____ Data lines

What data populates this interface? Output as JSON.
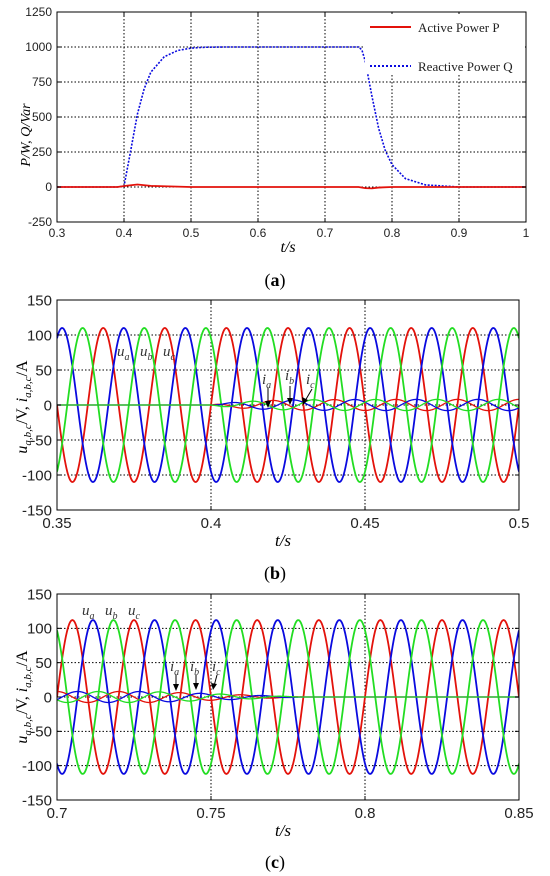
{
  "colors": {
    "red": "#e3120b",
    "blue": "#0a0adf",
    "green": "#22dd22",
    "axis": "#000000",
    "grid": "#000000"
  },
  "panels": [
    {
      "id": "a",
      "caption": "a",
      "xlabel": "t/s",
      "ylabel": "P/W, Q/Var",
      "legend": [
        "Active Power P",
        "Reactive Power Q"
      ]
    },
    {
      "id": "b",
      "caption": "b",
      "xlabel": "t/s",
      "ylabel": "u_{a,b,c}/V, i_{a,b,c}/A",
      "voltage_labels": [
        "u_a",
        "u_b",
        "u_c"
      ],
      "current_labels": [
        "i_a",
        "i_b",
        "i_c"
      ]
    },
    {
      "id": "c",
      "caption": "c",
      "xlabel": "t/s",
      "ylabel": "u_{a,b,c}/V, i_{a,b,c}/A",
      "voltage_labels": [
        "u_a",
        "u_b",
        "u_c"
      ],
      "current_labels": [
        "i_a",
        "i_b",
        "i_c"
      ]
    }
  ],
  "chart_data": [
    {
      "type": "line",
      "title": "",
      "xlabel": "t/s",
      "ylabel": "P/W, Q/Var",
      "xlim": [
        0.3,
        1.0
      ],
      "ylim": [
        -250,
        1250
      ],
      "xticks": [
        "0.3",
        "0.4",
        "0.5",
        "0.6",
        "0.7",
        "0.8",
        "0.9",
        "1"
      ],
      "yticks": [
        "-250",
        "0",
        "250",
        "500",
        "750",
        "1000",
        "1250"
      ],
      "grid": true,
      "legend_position": "top-right",
      "series": [
        {
          "name": "Active Power P",
          "color": "#e3120b",
          "style": "solid",
          "x": [
            0.3,
            0.39,
            0.405,
            0.42,
            0.44,
            0.5,
            0.6,
            0.75,
            0.76,
            0.77,
            0.78,
            0.8,
            1.0
          ],
          "y": [
            0,
            0,
            10,
            18,
            8,
            0,
            0,
            0,
            -8,
            -10,
            -4,
            0,
            0
          ]
        },
        {
          "name": "Reactive Power Q",
          "color": "#0a0adf",
          "style": "dotted",
          "x": [
            0.3,
            0.39,
            0.4,
            0.41,
            0.42,
            0.43,
            0.44,
            0.46,
            0.48,
            0.5,
            0.52,
            0.55,
            0.6,
            0.7,
            0.75,
            0.755,
            0.76,
            0.77,
            0.78,
            0.79,
            0.8,
            0.82,
            0.85,
            0.9,
            1.0
          ],
          "y": [
            0,
            0,
            5,
            260,
            520,
            700,
            820,
            930,
            975,
            992,
            998,
            1000,
            1000,
            1000,
            1000,
            980,
            900,
            650,
            420,
            260,
            160,
            60,
            15,
            0,
            0
          ]
        }
      ]
    },
    {
      "type": "line",
      "title": "",
      "xlabel": "t/s",
      "ylabel": "u_{a,b,c}/V, i_{a,b,c}/A",
      "xlim": [
        0.35,
        0.5
      ],
      "ylim": [
        -150,
        150
      ],
      "xticks": [
        "0.35",
        "0.4",
        "0.45",
        "0.5"
      ],
      "yticks": [
        "-150",
        "-100",
        "-50",
        "0",
        "50",
        "100",
        "150"
      ],
      "grid": true,
      "signal": {
        "frequency_hz": 50,
        "voltage_amplitude": 110,
        "current_start_s": 0.4,
        "current_amplitude_max": 8,
        "current_ramp": "up"
      },
      "series": [
        {
          "name": "u_a",
          "color": "#e3120b",
          "phase_deg": 0
        },
        {
          "name": "u_b",
          "color": "#0a0adf",
          "phase_deg": -120
        },
        {
          "name": "u_c",
          "color": "#22dd22",
          "phase_deg": 120
        },
        {
          "name": "i_a",
          "color": "#e3120b",
          "phase_deg": 90
        },
        {
          "name": "i_b",
          "color": "#0a0adf",
          "phase_deg": -30
        },
        {
          "name": "i_c",
          "color": "#22dd22",
          "phase_deg": 210
        }
      ]
    },
    {
      "type": "line",
      "title": "",
      "xlabel": "t/s",
      "ylabel": "u_{a,b,c}/V, i_{a,b,c}/A",
      "xlim": [
        0.7,
        0.85
      ],
      "ylim": [
        -150,
        150
      ],
      "xticks": [
        "0.7",
        "0.75",
        "0.8",
        "0.85"
      ],
      "yticks": [
        "-150",
        "-100",
        "-50",
        "0",
        "50",
        "100",
        "150"
      ],
      "grid": true,
      "signal": {
        "frequency_hz": 50,
        "voltage_amplitude": 112,
        "current_stop_s": 0.78,
        "current_amplitude_max": 8,
        "current_ramp": "down"
      },
      "series": [
        {
          "name": "u_a",
          "color": "#e3120b",
          "phase_deg": 0
        },
        {
          "name": "u_b",
          "color": "#0a0adf",
          "phase_deg": -120
        },
        {
          "name": "u_c",
          "color": "#22dd22",
          "phase_deg": 120
        },
        {
          "name": "i_a",
          "color": "#e3120b",
          "phase_deg": 90
        },
        {
          "name": "i_b",
          "color": "#0a0adf",
          "phase_deg": -30
        },
        {
          "name": "i_c",
          "color": "#22dd22",
          "phase_deg": 210
        }
      ]
    }
  ]
}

________

**Your task:**
Reproduce each record from above exactly; pictures do not belong in the copy.

**Solution:**
What data populates this interface? Output as JSON.
{
  "colors": {
    "red": "#e3120b",
    "blue": "#0a0adf",
    "green": "#22dd22",
    "axis": "#000000",
    "grid": "#000000"
  },
  "panels": [
    {
      "id": "a",
      "caption": "a",
      "xlabel": "t/s",
      "ylabel": "P/W, Q/Var",
      "legend": [
        "Active Power P",
        "Reactive Power Q"
      ]
    },
    {
      "id": "b",
      "caption": "b",
      "xlabel": "t/s",
      "ylabel": "u_{a,b,c}/V, i_{a,b,c}/A",
      "voltage_labels": [
        "u_a",
        "u_b",
        "u_c"
      ],
      "current_labels": [
        "i_a",
        "i_b",
        "i_c"
      ]
    },
    {
      "id": "c",
      "caption": "c",
      "xlabel": "t/s",
      "ylabel": "u_{a,b,c}/V, i_{a,b,c}/A",
      "voltage_labels": [
        "u_a",
        "u_b",
        "u_c"
      ],
      "current_labels": [
        "i_a",
        "i_b",
        "i_c"
      ]
    }
  ],
  "chart_data": [
    {
      "type": "line",
      "title": "",
      "xlabel": "t/s",
      "ylabel": "P/W, Q/Var",
      "xlim": [
        0.3,
        1.0
      ],
      "ylim": [
        -250,
        1250
      ],
      "xticks": [
        "0.3",
        "0.4",
        "0.5",
        "0.6",
        "0.7",
        "0.8",
        "0.9",
        "1"
      ],
      "yticks": [
        "-250",
        "0",
        "250",
        "500",
        "750",
        "1000",
        "1250"
      ],
      "grid": true,
      "legend_position": "top-right",
      "series": [
        {
          "name": "Active Power P",
          "color": "#e3120b",
          "style": "solid",
          "x": [
            0.3,
            0.39,
            0.405,
            0.42,
            0.44,
            0.5,
            0.6,
            0.75,
            0.76,
            0.77,
            0.78,
            0.8,
            1.0
          ],
          "y": [
            0,
            0,
            10,
            18,
            8,
            0,
            0,
            0,
            -8,
            -10,
            -4,
            0,
            0
          ]
        },
        {
          "name": "Reactive Power Q",
          "color": "#0a0adf",
          "style": "dotted",
          "x": [
            0.3,
            0.39,
            0.4,
            0.41,
            0.42,
            0.43,
            0.44,
            0.46,
            0.48,
            0.5,
            0.52,
            0.55,
            0.6,
            0.7,
            0.75,
            0.755,
            0.76,
            0.77,
            0.78,
            0.79,
            0.8,
            0.82,
            0.85,
            0.9,
            1.0
          ],
          "y": [
            0,
            0,
            5,
            260,
            520,
            700,
            820,
            930,
            975,
            992,
            998,
            1000,
            1000,
            1000,
            1000,
            980,
            900,
            650,
            420,
            260,
            160,
            60,
            15,
            0,
            0
          ]
        }
      ]
    },
    {
      "type": "line",
      "title": "",
      "xlabel": "t/s",
      "ylabel": "u_{a,b,c}/V, i_{a,b,c}/A",
      "xlim": [
        0.35,
        0.5
      ],
      "ylim": [
        -150,
        150
      ],
      "xticks": [
        "0.35",
        "0.4",
        "0.45",
        "0.5"
      ],
      "yticks": [
        "-150",
        "-100",
        "-50",
        "0",
        "50",
        "100",
        "150"
      ],
      "grid": true,
      "signal": {
        "frequency_hz": 50,
        "voltage_amplitude": 110,
        "current_start_s": 0.4,
        "current_amplitude_max": 8,
        "current_ramp": "up"
      },
      "series": [
        {
          "name": "u_a",
          "color": "#e3120b",
          "phase_deg": 0
        },
        {
          "name": "u_b",
          "color": "#0a0adf",
          "phase_deg": -120
        },
        {
          "name": "u_c",
          "color": "#22dd22",
          "phase_deg": 120
        },
        {
          "name": "i_a",
          "color": "#e3120b",
          "phase_deg": 90
        },
        {
          "name": "i_b",
          "color": "#0a0adf",
          "phase_deg": -30
        },
        {
          "name": "i_c",
          "color": "#22dd22",
          "phase_deg": 210
        }
      ]
    },
    {
      "type": "line",
      "title": "",
      "xlabel": "t/s",
      "ylabel": "u_{a,b,c}/V, i_{a,b,c}/A",
      "xlim": [
        0.7,
        0.85
      ],
      "ylim": [
        -150,
        150
      ],
      "xticks": [
        "0.7",
        "0.75",
        "0.8",
        "0.85"
      ],
      "yticks": [
        "-150",
        "-100",
        "-50",
        "0",
        "50",
        "100",
        "150"
      ],
      "grid": true,
      "signal": {
        "frequency_hz": 50,
        "voltage_amplitude": 112,
        "current_stop_s": 0.78,
        "current_amplitude_max": 8,
        "current_ramp": "down"
      },
      "series": [
        {
          "name": "u_a",
          "color": "#e3120b",
          "phase_deg": 0
        },
        {
          "name": "u_b",
          "color": "#0a0adf",
          "phase_deg": -120
        },
        {
          "name": "u_c",
          "color": "#22dd22",
          "phase_deg": 120
        },
        {
          "name": "i_a",
          "color": "#e3120b",
          "phase_deg": 90
        },
        {
          "name": "i_b",
          "color": "#0a0adf",
          "phase_deg": -30
        },
        {
          "name": "i_c",
          "color": "#22dd22",
          "phase_deg": 210
        }
      ]
    }
  ]
}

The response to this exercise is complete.